### SHORT TASK
From the listing, collect all lines containing the word "造成甲方损失的".

+--

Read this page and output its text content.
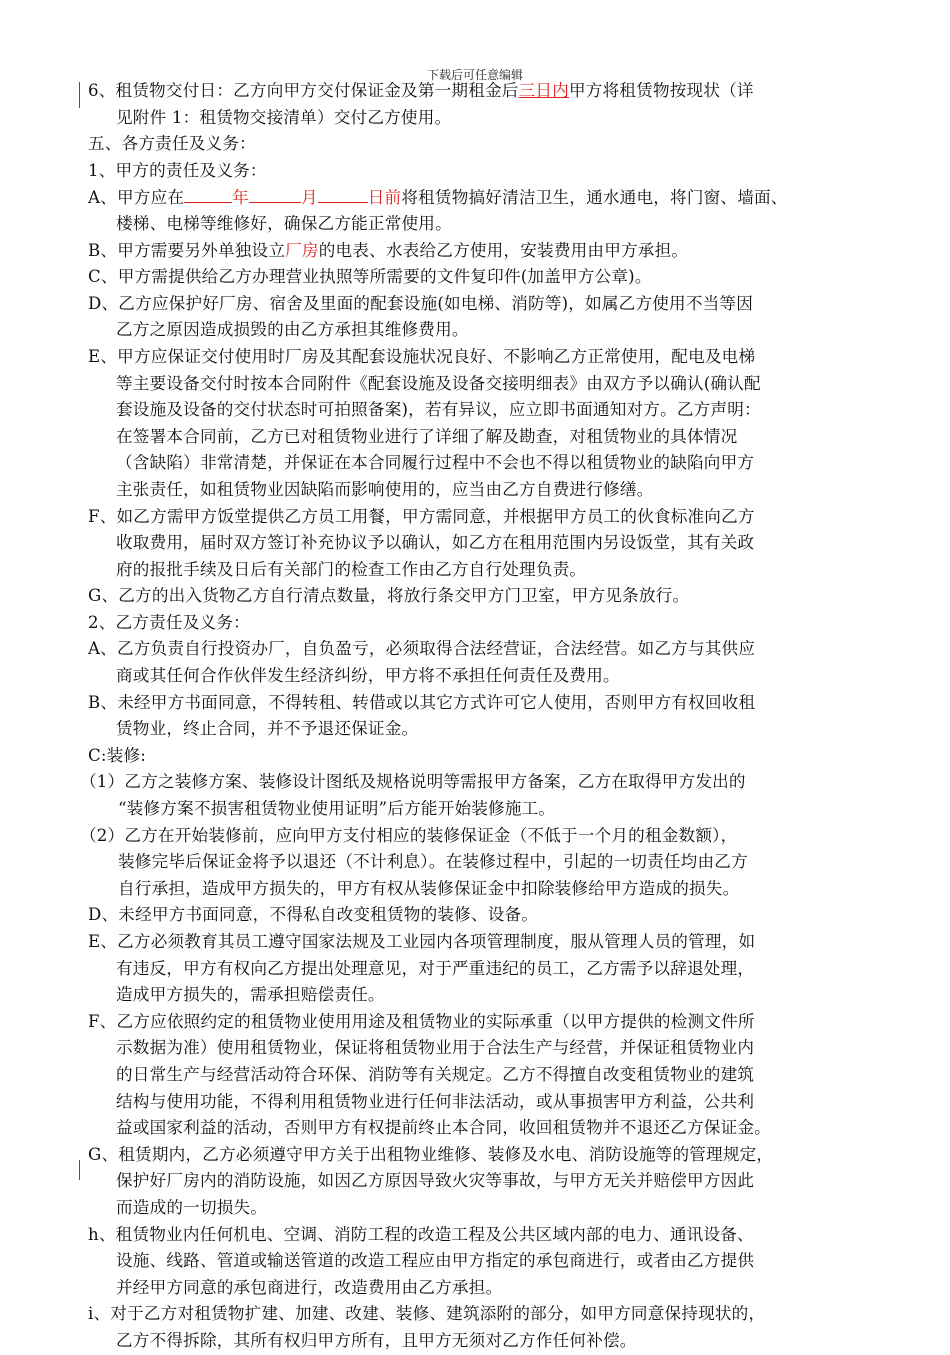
下载后可任意编辑
6、租赁物交付日：乙方向甲方交付保证金及第一期租金后三日内甲方将租赁物按现状（详
见附件 1：租赁物交接清单）交付乙方使用。
五、各方责任及义务：
1、甲方的责任及义务：
A、甲方应在	年	月	日前将租赁物搞好清洁卫生，通水通电，将门窗、墙面、
楼梯、电梯等维修好，确保乙方能正常使用。
B、甲方需要另外单独设立厂房的电表、水表给乙方使用，安装费用由甲方承担。
C、甲方需提供给乙方办理营业执照等所需要的文件复印件(加盖甲方公章)。
D、乙方应保护好厂房、宿舍及里面的配套设施(如电梯、消防等)，如属乙方使用不当等因
乙方之原因造成损毁的由乙方承担其维修费用。
E、甲方应保证交付使用时厂房及其配套设施状况良好、不影响乙方正常使用，配电及电梯
等主要设备交付时按本合同附件《配套设施及设备交接明细表》由双方予以确认(确认配
套设施及设备的交付状态时可拍照备案)，若有异议，应立即书面通知对方。乙方声明：
在签署本合同前，乙方已对租赁物业进行了详细了解及勘查，对租赁物业的具体情况
（含缺陷）非常清楚，并保证在本合同履行过程中不会也不得以租赁物业的缺陷向甲方
主张责任，如租赁物业因缺陷而影响使用的，应当由乙方自费进行修缮。
F、如乙方需甲方饭堂提供乙方员工用餐，甲方需同意，并根据甲方员工的伙食标准向乙方
收取费用，届时双方签订补充协议予以确认，如乙方在租用范围内另设饭堂，其有关政
府的报批手续及日后有关部门的检查工作由乙方自行处理负责。
G、乙方的出入货物乙方自行清点数量，将放行条交甲方门卫室，甲方见条放行。
2、乙方责任及义务：
A、乙方负责自行投资办厂，自负盈亏，必须取得合法经营证，合法经营。如乙方与其供应
商或其任何合作伙伴发生经济纠纷，甲方将不承担任何责任及费用。
B、未经甲方书面同意，不得转租、转借或以其它方式许可它人使用，否则甲方有权回收租
赁物业，终止合同，并不予退还保证金。
C:装修:
（1）乙方之装修方案、装修设计图纸及规格说明等需报甲方备案，乙方在取得甲方发出的
“装修方案不损害租赁物业使用证明”后方能开始装修施工。
（2）乙方在开始装修前，应向甲方支付相应的装修保证金（不低于一个月的租金数额），
装修完毕后保证金将予以退还（不计利息）。在装修过程中，引起的一切责任均由乙方
自行承担，造成甲方损失的，甲方有权从装修保证金中扣除装修给甲方造成的损失。
D、未经甲方书面同意，不得私自改变租赁物的装修、设备。
E、乙方必须教育其员工遵守国家法规及工业园内各项管理制度，服从管理人员的管理，如
有违反，甲方有权向乙方提出处理意见，对于严重违纪的员工，乙方需予以辞退处理，
造成甲方损失的，需承担赔偿责任。
F、乙方应依照约定的租赁物业使用用途及租赁物业的实际承重（以甲方提供的检测文件所
示数据为准）使用租赁物业，保证将租赁物业用于合法生产与经营，并保证租赁物业内
的日常生产与经营活动符合环保、消防等有关规定。乙方不得擅自改变租赁物业的建筑
结构与使用功能，不得利用租赁物业进行任何非法活动，或从事损害甲方利益，公共利
益或国家利益的活动，否则甲方有权提前终止本合同，收回租赁物并不退还乙方保证金。
G、租赁期内，乙方必须遵守甲方关于出租物业维修、装修及水电、消防设施等的管理规定，
保护好厂房内的消防设施，如因乙方原因导致火灾等事故，与甲方无关并赔偿甲方因此
而造成的一切损失。
h、租赁物业内任何机电、空调、消防工程的改造工程及公共区域内部的电力、通讯设备、
设施、线路、管道或输送管道的改造工程应由甲方指定的承包商进行，或者由乙方提供
并经甲方同意的承包商进行，改造费用由乙方承担。
i、对于乙方对租赁物扩建、加建、改建、装修、建筑添附的部分，如甲方同意保持现状的，
乙方不得拆除，其所有权归甲方所有，且甲方无须对乙方作任何补偿。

+--

### CORRECT ANSWER
自行承担，造成甲方损失的，甲方有权从装修保证金中扣除装修给甲方造成的损失。
造成甲方损失的，需承担赔偿责任。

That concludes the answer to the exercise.